**What is needed**
Quote every line of the data below as it stands, omitting pictures.

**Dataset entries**
● ● ●

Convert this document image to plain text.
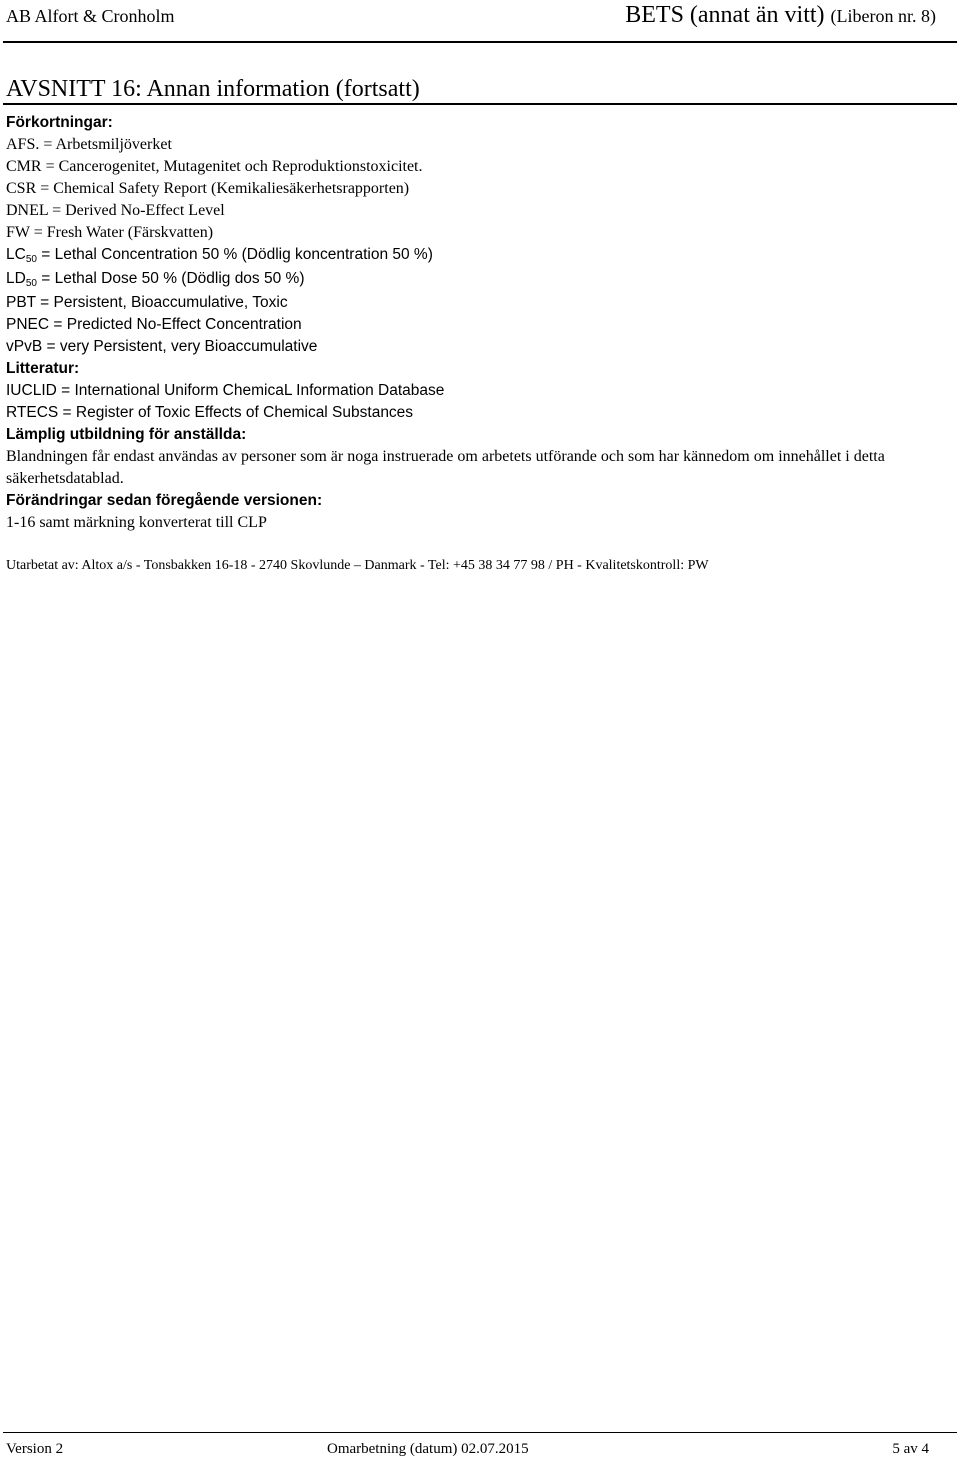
AB Alfort & Cronholm	BETS (annat än vitt) (Liberon nr. 8)
AVSNITT 16: Annan information (fortsatt)

Förkortningar:

AFS. = Arbetsmiljöverket

CMR = Cancerogenitet, Mutagenitet och Reproduktionstoxicitet.

CSR = Chemical Safety Report (Kemikaliesäkerhetsrapporten)

DNEL = Derived No-Effect Level

FW = Fresh Water (Färskvatten)

$LC_{50}$ = Lethal Concentration 50 % (Dödlig koncentration 50 %)

$LD_{50}$ = Lethal Dose 50 % (Dödlig dos 50 %)

PBT = Persistent, Bioaccumulative, Toxic

PNEC = Predicted No-Effect Concentration

vPvB = very Persistent, very Bioaccumulative

Litteratur:

IUCLID = International Uniform ChemicaL Information Database

RTECS = Register of Toxic Effects of Chemical Substances

Lämplig utbildning för anställda:

Blandningen får endast användas av personer som är noga instruerade om arbetets utförande och som har kännedom om innehållet i detta säkerhetsdatablad.

Förändringar sedan föregående versionen:

1-16 samt märkning konverterat till CLP

Utarbetat av: Altox a/s - Tonsbakken 16-18 - 2740 Skovlunde – Danmark - Tel: +45 38 34 77 98 / PH - Kvalitetskontroll: PW
Version 2	Omarbetning (datum) 02.07.2015	5 av 4
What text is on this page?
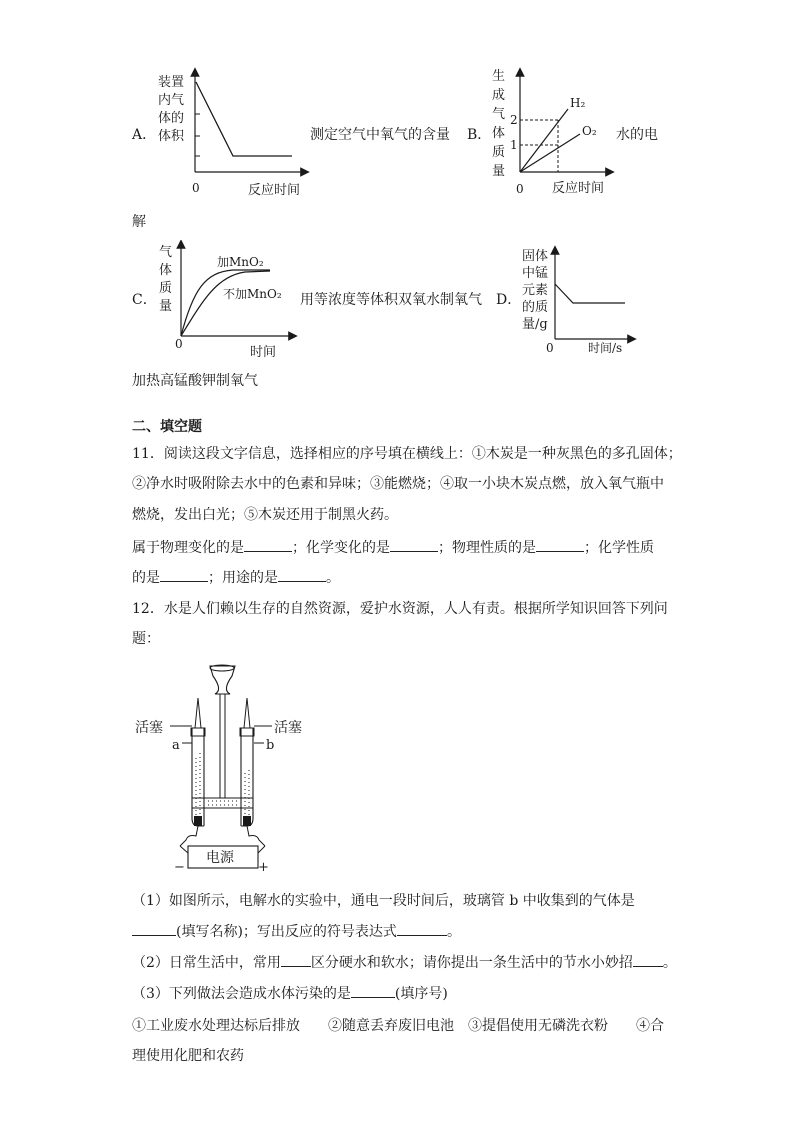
A．
装置
内气
体的
体积
0	反应时间
测定空气中氧气的含量 B．
生
成
气
体
质
量
2
1
H₂
O₂
0 反应时间
水的电
解
C．
气
体
质
量
加MnO₂
不加MnO₂
0
时间
用等浓度等体积双氧水制氧气 D．
固体
中锰
元素
的质
量/g
0	时间/s
加热高锰酸钾制氧气
二、填空题
11．阅读这段文字信息，选择相应的序号填在横线上：①木炭是一种灰黑色的多孔固体；
②净水时吸附除去水中的色素和异味；③能燃烧；④取一小块木炭点燃，放入氧气瓶中
燃烧，发出白光；⑤木炭还用于制黑火药。
属于物理变化的是	；化学变化的是	；物理性质的是	；化学性质
的是	；用途的是	。
12．水是人们赖以生存的自然资源，爱护水资源，人人有责。根据所学知识回答下列问
题：
活塞	活塞
a	b
电源
−	+
（1）如图所示，电解水的实验中，通电一段时间后，玻璃管 b 中收集到的气体是
(填写名称)；写出反应的符号表达式	。
（2）日常生活中，常用 区分硬水和软水；请你提出一条生活中的节水小妙招 。
（3）下列做法会造成水体污染的是	(填序号)
①工业废水处理达标后排放　　②随意丢弃废旧电池　③提倡使用无磷洗衣粉　　④合
理使用化肥和农药
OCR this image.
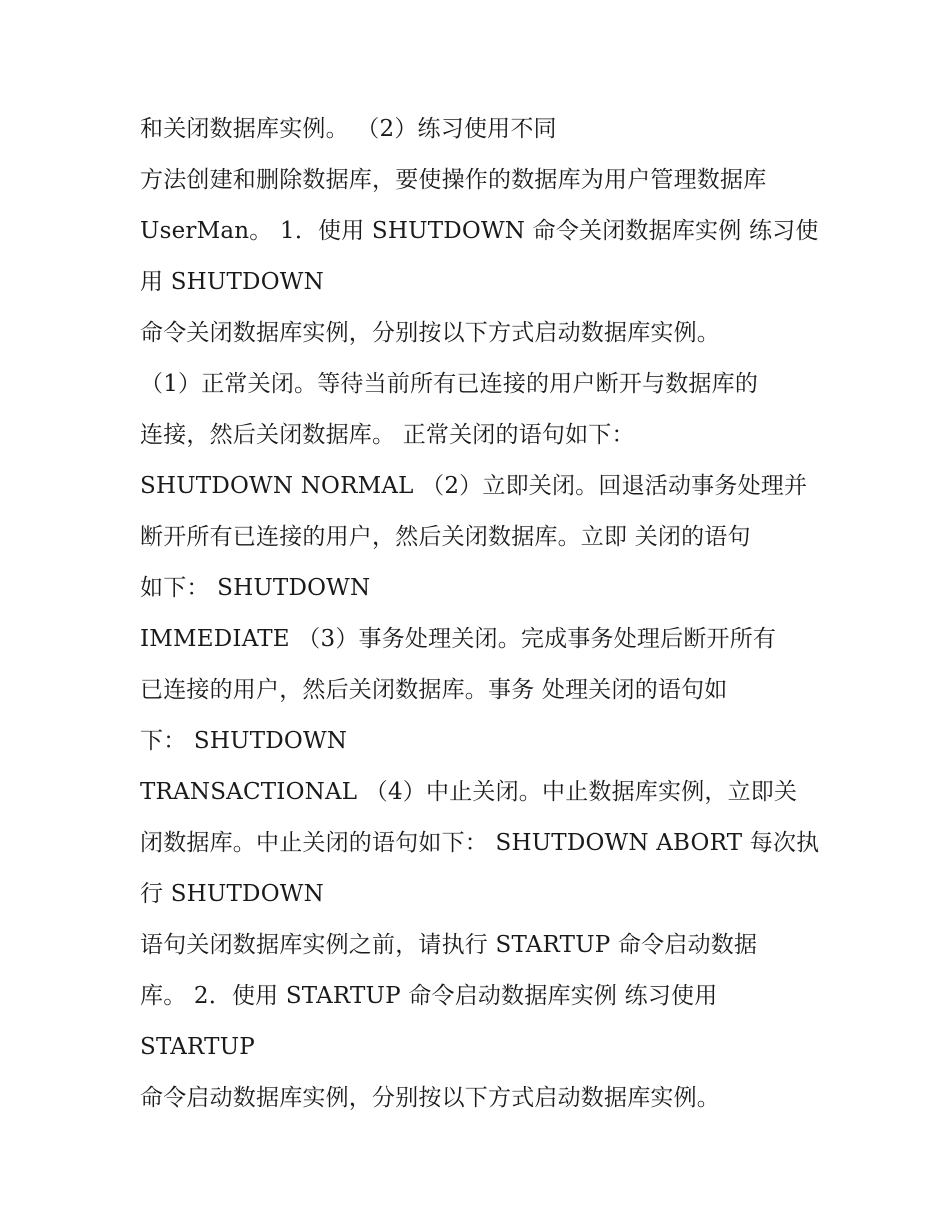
和关闭数据库实例。 （2）练习使用不同
方法创建和删除数据库，要使操作的数据库为用户管理数据库
UserMan。 1．使用 SHUTDOWN 命令关闭数据库实例 练习使
用 SHUTDOWN
命令关闭数据库实例，分别按以下方式启动数据库实例。
（1）正常关闭。等待当前所有已连接的用户断开与数据库的
连接，然后关闭数据库。 正常关闭的语句如下：
SHUTDOWN NORMAL （2）立即关闭。回退活动事务处理并
断开所有已连接的用户，然后关闭数据库。立即 关闭的语句
如下： SHUTDOWN
IMMEDIATE （3）事务处理关闭。完成事务处理后断开所有
已连接的用户，然后关闭数据库。事务 处理关闭的语句如
下： SHUTDOWN
TRANSACTIONAL （4）中止关闭。中止数据库实例，立即关
闭数据库。中止关闭的语句如下： SHUTDOWN ABORT 每次执
行 SHUTDOWN
语句关闭数据库实例之前，请执行 STARTUP 命令启动数据
库。 2．使用 STARTUP 命令启动数据库实例 练习使用
STARTUP
命令启动数据库实例，分别按以下方式启动数据库实例。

● ● ●

**Exercise result**
Convert this document image to plain text.
AB Alfort & Cronholm	BETS (annat än vitt) (Liberon nr. 8)
AVSNITT 16: Annan information (fortsatt)

Förkortningar:

AFS. = Arbetsmiljöverket

CMR = Cancerogenitet, Mutagenitet och Reproduktionstoxicitet.

CSR = Chemical Safety Report (Kemikaliesäkerhetsrapporten)

DNEL = Derived No-Effect Level

FW = Fresh Water (Färskvatten)

$LC_{50}$ = Lethal Concentration 50 % (Dödlig koncentration 50 %)

$LD_{50}$ = Lethal Dose 50 % (Dödlig dos 50 %)

PBT = Persistent, Bioaccumulative, Toxic

PNEC = Predicted No-Effect Concentration

vPvB = very Persistent, very Bioaccumulative

Litteratur:

IUCLID = International Uniform ChemicaL Information Database

RTECS = Register of Toxic Effects of Chemical Substances

Lämplig utbildning för anställda:

Blandningen får endast användas av personer som är noga instruerade om arbetets utförande och som har kännedom om innehållet i detta säkerhetsdatablad.

Förändringar sedan föregående versionen:

1-16 samt märkning konverterat till CLP

Utarbetat av: Altox a/s - Tonsbakken 16-18 - 2740 Skovlunde – Danmark - Tel: +45 38 34 77 98 / PH - Kvalitetskontroll: PW
Version 2	Omarbetning (datum) 02.07.2015	5 av 4
What text is on this page?
A．
装置
内气
体的
体积
0	反应时间
测定空气中氧气的含量 B．
生
成
气
体
质
量
2
1
H₂
O₂
0 反应时间
水的电
解
C．
气
体
质
量
加MnO₂
不加MnO₂
0
时间
用等浓度等体积双氧水制氧气 D．
固体
中锰
元素
的质
量/g
0	时间/s
加热高锰酸钾制氧气
二、填空题
11．阅读这段文字信息，选择相应的序号填在横线上：①木炭是一种灰黑色的多孔固体；
②净水时吸附除去水中的色素和异味；③能燃烧；④取一小块木炭点燃，放入氧气瓶中
燃烧，发出白光；⑤木炭还用于制黑火药。
属于物理变化的是	；化学变化的是	；物理性质的是	；化学性质
的是	；用途的是	。
12．水是人们赖以生存的自然资源，爱护水资源，人人有责。根据所学知识回答下列问
题：
活塞	活塞
a	b
电源
−	+
（1）如图所示，电解水的实验中，通电一段时间后，玻璃管 b 中收集到的气体是
(填写名称)；写出反应的符号表达式	。
（2）日常生活中，常用 区分硬水和软水；请你提出一条生活中的节水小妙招 。
（3）下列做法会造成水体污染的是	(填序号)
①工业废水处理达标后排放　　②随意丢弃废旧电池　③提倡使用无磷洗衣粉　　④合
理使用化肥和农药
OCR this image.
和关闭数据库实例。 （2）练习使用不同
方法创建和删除数据库，要使操作的数据库为用户管理数据库
UserMan。 1．使用 SHUTDOWN 命令关闭数据库实例 练习使
用 SHUTDOWN
命令关闭数据库实例，分别按以下方式启动数据库实例。
（1）正常关闭。等待当前所有已连接的用户断开与数据库的
连接，然后关闭数据库。 正常关闭的语句如下：
SHUTDOWN NORMAL （2）立即关闭。回退活动事务处理并
断开所有已连接的用户，然后关闭数据库。立即 关闭的语句
如下： SHUTDOWN
IMMEDIATE （3）事务处理关闭。完成事务处理后断开所有
已连接的用户，然后关闭数据库。事务 处理关闭的语句如
下： SHUTDOWN
TRANSACTIONAL （4）中止关闭。中止数据库实例，立即关
闭数据库。中止关闭的语句如下： SHUTDOWN ABORT 每次执
行 SHUTDOWN
语句关闭数据库实例之前，请执行 STARTUP 命令启动数据
库。 2．使用 STARTUP 命令启动数据库实例 练习使用
STARTUP
命令启动数据库实例，分别按以下方式启动数据库实例。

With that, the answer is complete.